Supplied data
>> Begin

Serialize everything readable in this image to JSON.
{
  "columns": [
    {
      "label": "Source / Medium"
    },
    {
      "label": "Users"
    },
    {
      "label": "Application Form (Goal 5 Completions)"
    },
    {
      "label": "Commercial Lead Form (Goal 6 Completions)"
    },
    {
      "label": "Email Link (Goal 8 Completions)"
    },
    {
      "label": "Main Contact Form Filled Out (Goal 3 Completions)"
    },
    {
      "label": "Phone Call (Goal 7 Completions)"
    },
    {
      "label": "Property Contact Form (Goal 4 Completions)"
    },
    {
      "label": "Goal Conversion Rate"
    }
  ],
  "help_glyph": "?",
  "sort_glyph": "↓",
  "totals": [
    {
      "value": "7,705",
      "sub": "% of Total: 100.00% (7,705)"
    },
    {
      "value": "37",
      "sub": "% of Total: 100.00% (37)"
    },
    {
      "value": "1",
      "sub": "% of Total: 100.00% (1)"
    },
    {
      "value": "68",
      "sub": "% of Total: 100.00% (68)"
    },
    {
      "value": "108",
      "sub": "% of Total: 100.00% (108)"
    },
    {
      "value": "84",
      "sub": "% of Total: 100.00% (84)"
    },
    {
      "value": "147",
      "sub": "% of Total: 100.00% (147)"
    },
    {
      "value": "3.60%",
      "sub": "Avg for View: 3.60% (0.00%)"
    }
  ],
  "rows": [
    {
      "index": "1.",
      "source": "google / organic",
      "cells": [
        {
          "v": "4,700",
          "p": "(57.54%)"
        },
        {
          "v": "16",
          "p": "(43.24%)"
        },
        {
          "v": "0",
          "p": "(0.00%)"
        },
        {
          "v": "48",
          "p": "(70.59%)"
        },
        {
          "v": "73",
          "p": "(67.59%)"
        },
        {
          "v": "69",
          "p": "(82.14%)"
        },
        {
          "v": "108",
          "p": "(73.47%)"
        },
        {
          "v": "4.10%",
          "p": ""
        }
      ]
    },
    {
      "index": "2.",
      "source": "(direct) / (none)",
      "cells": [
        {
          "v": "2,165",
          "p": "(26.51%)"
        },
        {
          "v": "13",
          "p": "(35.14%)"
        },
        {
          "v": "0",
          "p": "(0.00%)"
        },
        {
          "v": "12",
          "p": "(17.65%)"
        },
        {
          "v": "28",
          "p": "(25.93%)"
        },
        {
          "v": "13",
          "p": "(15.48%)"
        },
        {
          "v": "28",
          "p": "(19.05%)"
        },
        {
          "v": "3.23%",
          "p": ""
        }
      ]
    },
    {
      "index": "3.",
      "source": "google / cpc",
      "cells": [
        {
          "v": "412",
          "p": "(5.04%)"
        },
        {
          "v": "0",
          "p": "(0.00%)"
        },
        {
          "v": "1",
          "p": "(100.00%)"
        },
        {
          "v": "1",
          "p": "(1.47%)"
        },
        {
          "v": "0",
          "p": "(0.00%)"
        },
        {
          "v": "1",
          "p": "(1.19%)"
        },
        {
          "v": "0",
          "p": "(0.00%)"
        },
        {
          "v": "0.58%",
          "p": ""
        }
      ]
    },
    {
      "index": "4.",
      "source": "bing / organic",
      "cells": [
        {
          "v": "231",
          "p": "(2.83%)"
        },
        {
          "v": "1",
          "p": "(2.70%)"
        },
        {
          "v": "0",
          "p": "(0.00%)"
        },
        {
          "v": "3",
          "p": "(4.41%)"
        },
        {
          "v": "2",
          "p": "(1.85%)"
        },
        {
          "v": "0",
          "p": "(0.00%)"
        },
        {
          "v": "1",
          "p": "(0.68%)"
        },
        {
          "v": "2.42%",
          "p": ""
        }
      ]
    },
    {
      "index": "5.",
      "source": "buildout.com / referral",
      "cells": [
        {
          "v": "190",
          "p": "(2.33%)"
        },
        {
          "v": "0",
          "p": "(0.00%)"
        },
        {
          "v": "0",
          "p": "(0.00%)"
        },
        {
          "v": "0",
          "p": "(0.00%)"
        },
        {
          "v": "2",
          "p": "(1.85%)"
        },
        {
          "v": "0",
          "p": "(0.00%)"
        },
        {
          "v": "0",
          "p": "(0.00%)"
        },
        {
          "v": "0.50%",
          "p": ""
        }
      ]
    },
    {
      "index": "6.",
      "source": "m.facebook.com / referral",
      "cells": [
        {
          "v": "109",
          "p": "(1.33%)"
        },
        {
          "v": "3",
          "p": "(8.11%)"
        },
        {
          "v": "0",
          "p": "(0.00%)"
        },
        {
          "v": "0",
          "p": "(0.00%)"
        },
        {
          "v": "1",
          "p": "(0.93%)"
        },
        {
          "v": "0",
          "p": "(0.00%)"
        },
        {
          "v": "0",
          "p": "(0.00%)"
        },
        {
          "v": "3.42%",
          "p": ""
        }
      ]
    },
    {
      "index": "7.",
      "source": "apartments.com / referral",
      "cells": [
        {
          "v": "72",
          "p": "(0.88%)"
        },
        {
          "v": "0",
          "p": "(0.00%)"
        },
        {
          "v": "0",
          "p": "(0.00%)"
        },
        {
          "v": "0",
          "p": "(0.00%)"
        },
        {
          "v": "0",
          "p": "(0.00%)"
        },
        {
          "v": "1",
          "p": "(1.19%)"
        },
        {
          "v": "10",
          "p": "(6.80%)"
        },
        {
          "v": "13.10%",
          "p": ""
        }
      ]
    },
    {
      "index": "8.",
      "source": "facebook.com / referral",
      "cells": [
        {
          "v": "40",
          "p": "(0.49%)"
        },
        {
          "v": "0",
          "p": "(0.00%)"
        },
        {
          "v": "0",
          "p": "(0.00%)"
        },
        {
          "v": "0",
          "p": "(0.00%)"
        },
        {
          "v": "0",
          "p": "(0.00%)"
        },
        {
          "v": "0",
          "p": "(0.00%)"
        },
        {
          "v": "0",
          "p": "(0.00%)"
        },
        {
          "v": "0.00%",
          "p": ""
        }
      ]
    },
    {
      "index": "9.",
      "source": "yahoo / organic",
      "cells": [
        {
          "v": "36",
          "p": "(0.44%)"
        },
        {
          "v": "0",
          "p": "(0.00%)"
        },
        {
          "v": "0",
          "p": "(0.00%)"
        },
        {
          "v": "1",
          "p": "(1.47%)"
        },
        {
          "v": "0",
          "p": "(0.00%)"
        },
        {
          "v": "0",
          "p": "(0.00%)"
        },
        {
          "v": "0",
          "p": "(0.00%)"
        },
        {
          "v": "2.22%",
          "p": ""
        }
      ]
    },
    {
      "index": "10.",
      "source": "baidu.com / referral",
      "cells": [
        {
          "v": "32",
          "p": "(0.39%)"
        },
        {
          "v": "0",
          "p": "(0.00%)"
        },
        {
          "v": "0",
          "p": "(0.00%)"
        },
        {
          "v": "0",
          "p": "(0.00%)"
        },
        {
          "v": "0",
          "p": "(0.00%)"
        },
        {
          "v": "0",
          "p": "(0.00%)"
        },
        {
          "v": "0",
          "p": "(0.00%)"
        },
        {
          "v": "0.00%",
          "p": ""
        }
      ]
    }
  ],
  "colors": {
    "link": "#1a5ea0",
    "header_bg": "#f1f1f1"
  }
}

>> End

What to do
Nothing should be left out: return all of the records exactly.

Answer below
Serialize everything readable in this image to JSON.
{
  "columns": [
    {
      "label": "Source / Medium"
    },
    {
      "label": "Users"
    },
    {
      "label": "Application Form (Goal 5 Completions)"
    },
    {
      "label": "Commercial Lead Form (Goal 6 Completions)"
    },
    {
      "label": "Email Link (Goal 8 Completions)"
    },
    {
      "label": "Main Contact Form Filled Out (Goal 3 Completions)"
    },
    {
      "label": "Phone Call (Goal 7 Completions)"
    },
    {
      "label": "Property Contact Form (Goal 4 Completions)"
    },
    {
      "label": "Goal Conversion Rate"
    }
  ],
  "help_glyph": "?",
  "sort_glyph": "↓",
  "totals": [
    {
      "value": "7,705",
      "sub": "% of Total: 100.00% (7,705)"
    },
    {
      "value": "37",
      "sub": "% of Total: 100.00% (37)"
    },
    {
      "value": "1",
      "sub": "% of Total: 100.00% (1)"
    },
    {
      "value": "68",
      "sub": "% of Total: 100.00% (68)"
    },
    {
      "value": "108",
      "sub": "% of Total: 100.00% (108)"
    },
    {
      "value": "84",
      "sub": "% of Total: 100.00% (84)"
    },
    {
      "value": "147",
      "sub": "% of Total: 100.00% (147)"
    },
    {
      "value": "3.60%",
      "sub": "Avg for View: 3.60% (0.00%)"
    }
  ],
  "rows": [
    {
      "index": "1.",
      "source": "google / organic",
      "cells": [
        {
          "v": "4,700",
          "p": "(57.54%)"
        },
        {
          "v": "16",
          "p": "(43.24%)"
        },
        {
          "v": "0",
          "p": "(0.00%)"
        },
        {
          "v": "48",
          "p": "(70.59%)"
        },
        {
          "v": "73",
          "p": "(67.59%)"
        },
        {
          "v": "69",
          "p": "(82.14%)"
        },
        {
          "v": "108",
          "p": "(73.47%)"
        },
        {
          "v": "4.10%",
          "p": ""
        }
      ]
    },
    {
      "index": "2.",
      "source": "(direct) / (none)",
      "cells": [
        {
          "v": "2,165",
          "p": "(26.51%)"
        },
        {
          "v": "13",
          "p": "(35.14%)"
        },
        {
          "v": "0",
          "p": "(0.00%)"
        },
        {
          "v": "12",
          "p": "(17.65%)"
        },
        {
          "v": "28",
          "p": "(25.93%)"
        },
        {
          "v": "13",
          "p": "(15.48%)"
        },
        {
          "v": "28",
          "p": "(19.05%)"
        },
        {
          "v": "3.23%",
          "p": ""
        }
      ]
    },
    {
      "index": "3.",
      "source": "google / cpc",
      "cells": [
        {
          "v": "412",
          "p": "(5.04%)"
        },
        {
          "v": "0",
          "p": "(0.00%)"
        },
        {
          "v": "1",
          "p": "(100.00%)"
        },
        {
          "v": "1",
          "p": "(1.47%)"
        },
        {
          "v": "0",
          "p": "(0.00%)"
        },
        {
          "v": "1",
          "p": "(1.19%)"
        },
        {
          "v": "0",
          "p": "(0.00%)"
        },
        {
          "v": "0.58%",
          "p": ""
        }
      ]
    },
    {
      "index": "4.",
      "source": "bing / organic",
      "cells": [
        {
          "v": "231",
          "p": "(2.83%)"
        },
        {
          "v": "1",
          "p": "(2.70%)"
        },
        {
          "v": "0",
          "p": "(0.00%)"
        },
        {
          "v": "3",
          "p": "(4.41%)"
        },
        {
          "v": "2",
          "p": "(1.85%)"
        },
        {
          "v": "0",
          "p": "(0.00%)"
        },
        {
          "v": "1",
          "p": "(0.68%)"
        },
        {
          "v": "2.42%",
          "p": ""
        }
      ]
    },
    {
      "index": "5.",
      "source": "buildout.com / referral",
      "cells": [
        {
          "v": "190",
          "p": "(2.33%)"
        },
        {
          "v": "0",
          "p": "(0.00%)"
        },
        {
          "v": "0",
          "p": "(0.00%)"
        },
        {
          "v": "0",
          "p": "(0.00%)"
        },
        {
          "v": "2",
          "p": "(1.85%)"
        },
        {
          "v": "0",
          "p": "(0.00%)"
        },
        {
          "v": "0",
          "p": "(0.00%)"
        },
        {
          "v": "0.50%",
          "p": ""
        }
      ]
    },
    {
      "index": "6.",
      "source": "m.facebook.com / referral",
      "cells": [
        {
          "v": "109",
          "p": "(1.33%)"
        },
        {
          "v": "3",
          "p": "(8.11%)"
        },
        {
          "v": "0",
          "p": "(0.00%)"
        },
        {
          "v": "0",
          "p": "(0.00%)"
        },
        {
          "v": "1",
          "p": "(0.93%)"
        },
        {
          "v": "0",
          "p": "(0.00%)"
        },
        {
          "v": "0",
          "p": "(0.00%)"
        },
        {
          "v": "3.42%",
          "p": ""
        }
      ]
    },
    {
      "index": "7.",
      "source": "apartments.com / referral",
      "cells": [
        {
          "v": "72",
          "p": "(0.88%)"
        },
        {
          "v": "0",
          "p": "(0.00%)"
        },
        {
          "v": "0",
          "p": "(0.00%)"
        },
        {
          "v": "0",
          "p": "(0.00%)"
        },
        {
          "v": "0",
          "p": "(0.00%)"
        },
        {
          "v": "1",
          "p": "(1.19%)"
        },
        {
          "v": "10",
          "p": "(6.80%)"
        },
        {
          "v": "13.10%",
          "p": ""
        }
      ]
    },
    {
      "index": "8.",
      "source": "facebook.com / referral",
      "cells": [
        {
          "v": "40",
          "p": "(0.49%)"
        },
        {
          "v": "0",
          "p": "(0.00%)"
        },
        {
          "v": "0",
          "p": "(0.00%)"
        },
        {
          "v": "0",
          "p": "(0.00%)"
        },
        {
          "v": "0",
          "p": "(0.00%)"
        },
        {
          "v": "0",
          "p": "(0.00%)"
        },
        {
          "v": "0",
          "p": "(0.00%)"
        },
        {
          "v": "0.00%",
          "p": ""
        }
      ]
    },
    {
      "index": "9.",
      "source": "yahoo / organic",
      "cells": [
        {
          "v": "36",
          "p": "(0.44%)"
        },
        {
          "v": "0",
          "p": "(0.00%)"
        },
        {
          "v": "0",
          "p": "(0.00%)"
        },
        {
          "v": "1",
          "p": "(1.47%)"
        },
        {
          "v": "0",
          "p": "(0.00%)"
        },
        {
          "v": "0",
          "p": "(0.00%)"
        },
        {
          "v": "0",
          "p": "(0.00%)"
        },
        {
          "v": "2.22%",
          "p": ""
        }
      ]
    },
    {
      "index": "10.",
      "source": "baidu.com / referral",
      "cells": [
        {
          "v": "32",
          "p": "(0.39%)"
        },
        {
          "v": "0",
          "p": "(0.00%)"
        },
        {
          "v": "0",
          "p": "(0.00%)"
        },
        {
          "v": "0",
          "p": "(0.00%)"
        },
        {
          "v": "0",
          "p": "(0.00%)"
        },
        {
          "v": "0",
          "p": "(0.00%)"
        },
        {
          "v": "0",
          "p": "(0.00%)"
        },
        {
          "v": "0.00%",
          "p": ""
        }
      ]
    }
  ],
  "colors": {
    "link": "#1a5ea0",
    "header_bg": "#f1f1f1"
  }
}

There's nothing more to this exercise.